§ Work to complete:
All records must be quoted exactly. Omit the pictures.

§ Supplied data:
>> Start

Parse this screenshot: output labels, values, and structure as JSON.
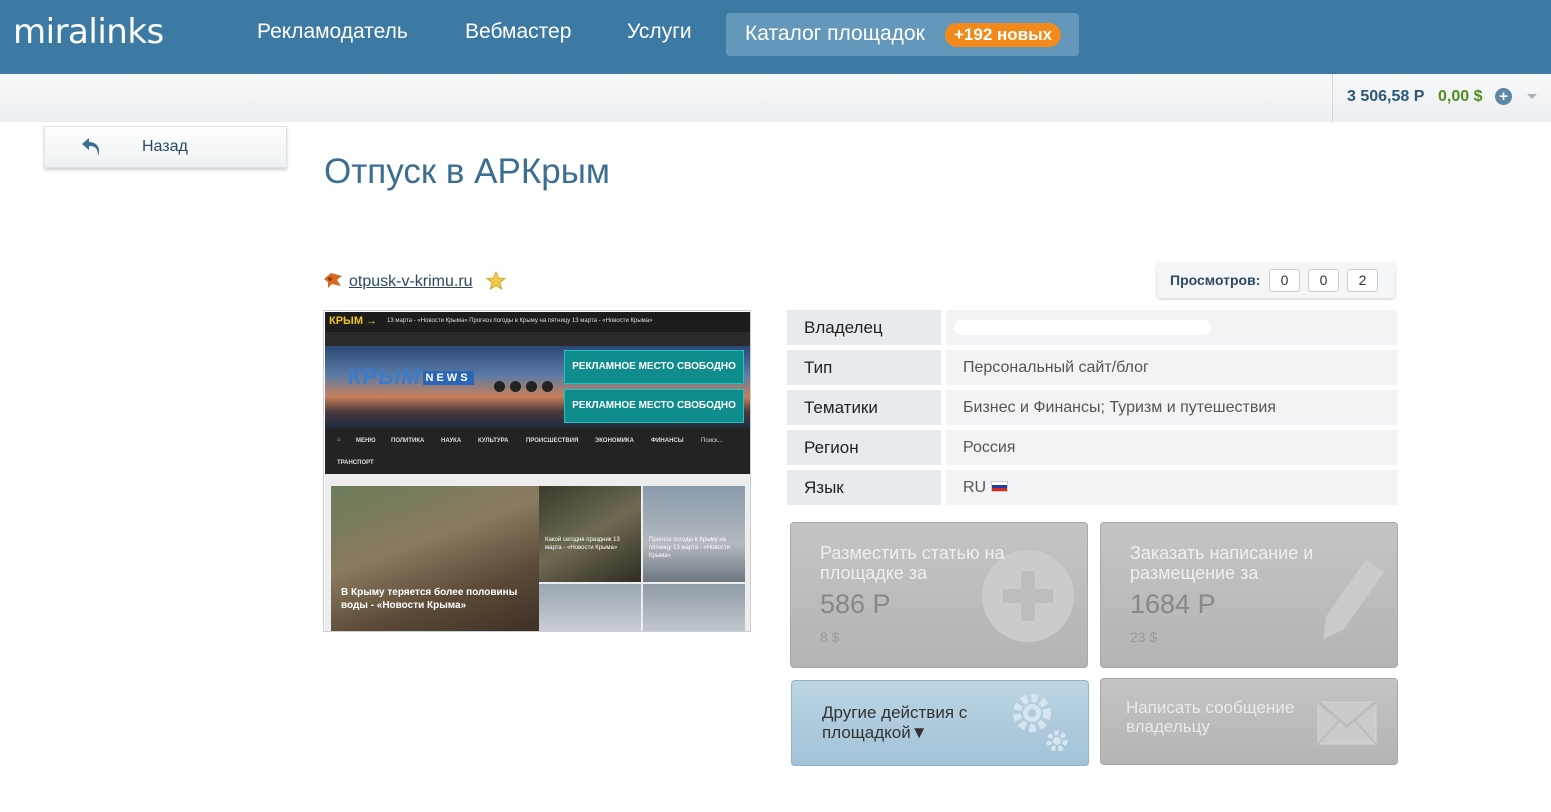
{
  "header": {
    "logo": "miralinks",
    "nav": [
      "Рекламодатель",
      "Вебмастер",
      "Услуги"
    ],
    "catalog_label": "Каталог площадок",
    "catalog_badge": "+192 новых"
  },
  "balance": {
    "rub": "3 506,58 Р",
    "usd": "0,00 $",
    "add": "+"
  },
  "back_label": "Назад",
  "title": "Отпуск в АРКрым",
  "site": {
    "url": "otpusk-v-krimu.ru"
  },
  "views": {
    "label": "Просмотров:",
    "values": [
      "0",
      "0",
      "2"
    ]
  },
  "preview": {
    "brand": "КРЫМ →",
    "ticker": "13 марта - «Новости Крыма»   Прогноз погоды в Крыму на пятницу 13 марта - «Новости Крыма»",
    "news_word": "КРЫМ",
    "news_tag": "NEWS",
    "ad1": "РЕКЛАМНОЕ  МЕСТО СВОБОДНО",
    "ad2": "РЕКЛАМНОЕ  МЕСТО СВОБОДНО",
    "menu": [
      "МЕНЮ",
      "ПОЛИТИКА",
      "НАУКА",
      "КУЛЬТУРА",
      "ПРОИСШЕСТВИЯ",
      "ЭКОНОМИКА",
      "ФИНАНСЫ",
      "Поиск..."
    ],
    "menu2": "ТРАНСПОРТ",
    "main_caption": "В Крыму теряется более половины воды - «Новости Крыма»",
    "card1": "Какой сегодня праздник 13 марта - «Новости Крыма»",
    "card2": "Прогноз погоды в Крыму на пятницу 13 марта - «Новости Крыма»"
  },
  "info": [
    {
      "key": "Владелец",
      "value": ""
    },
    {
      "key": "Тип",
      "value": "Персональный сайт/блог"
    },
    {
      "key": "Тематики",
      "value": "Бизнес и Финансы; Туризм и путешествия"
    },
    {
      "key": "Регион",
      "value": "Россия"
    },
    {
      "key": "Язык",
      "value": "RU"
    }
  ],
  "actions": {
    "place": {
      "title": "Разместить статью на площадке за",
      "price": "586 Р",
      "usd": "8 $"
    },
    "order": {
      "title": "Заказать написание и размещение за",
      "price": "1684 Р",
      "usd": "23 $"
    },
    "other": {
      "title": "Другие действия с площадкой▼"
    },
    "message": {
      "title": "Написать сообщение владельцу"
    }
  },
  "colors": {
    "nav_bg": "#3c7aa3",
    "badge": "#f18a1b",
    "title": "#3c6e90",
    "usd_green": "#4e8f1f"
  }
}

>> End

§ The solution:
Parse this screenshot: output labels, values, and structure as JSON.
{
  "header": {
    "logo": "miralinks",
    "nav": [
      "Рекламодатель",
      "Вебмастер",
      "Услуги"
    ],
    "catalog_label": "Каталог площадок",
    "catalog_badge": "+192 новых"
  },
  "balance": {
    "rub": "3 506,58 Р",
    "usd": "0,00 $",
    "add": "+"
  },
  "back_label": "Назад",
  "title": "Отпуск в АРКрым",
  "site": {
    "url": "otpusk-v-krimu.ru"
  },
  "views": {
    "label": "Просмотров:",
    "values": [
      "0",
      "0",
      "2"
    ]
  },
  "preview": {
    "brand": "КРЫМ →",
    "ticker": "13 марта - «Новости Крыма»   Прогноз погоды в Крыму на пятницу 13 марта - «Новости Крыма»",
    "news_word": "КРЫМ",
    "news_tag": "NEWS",
    "ad1": "РЕКЛАМНОЕ  МЕСТО СВОБОДНО",
    "ad2": "РЕКЛАМНОЕ  МЕСТО СВОБОДНО",
    "menu": [
      "МЕНЮ",
      "ПОЛИТИКА",
      "НАУКА",
      "КУЛЬТУРА",
      "ПРОИСШЕСТВИЯ",
      "ЭКОНОМИКА",
      "ФИНАНСЫ",
      "Поиск..."
    ],
    "menu2": "ТРАНСПОРТ",
    "main_caption": "В Крыму теряется более половины воды - «Новости Крыма»",
    "card1": "Какой сегодня праздник 13 марта - «Новости Крыма»",
    "card2": "Прогноз погоды в Крыму на пятницу 13 марта - «Новости Крыма»"
  },
  "info": [
    {
      "key": "Владелец",
      "value": ""
    },
    {
      "key": "Тип",
      "value": "Персональный сайт/блог"
    },
    {
      "key": "Тематики",
      "value": "Бизнес и Финансы; Туризм и путешествия"
    },
    {
      "key": "Регион",
      "value": "Россия"
    },
    {
      "key": "Язык",
      "value": "RU"
    }
  ],
  "actions": {
    "place": {
      "title": "Разместить статью на площадке за",
      "price": "586 Р",
      "usd": "8 $"
    },
    "order": {
      "title": "Заказать написание и размещение за",
      "price": "1684 Р",
      "usd": "23 $"
    },
    "other": {
      "title": "Другие действия с площадкой▼"
    },
    "message": {
      "title": "Написать сообщение владельцу"
    }
  },
  "colors": {
    "nav_bg": "#3c7aa3",
    "badge": "#f18a1b",
    "title": "#3c6e90",
    "usd_green": "#4e8f1f"
  }
}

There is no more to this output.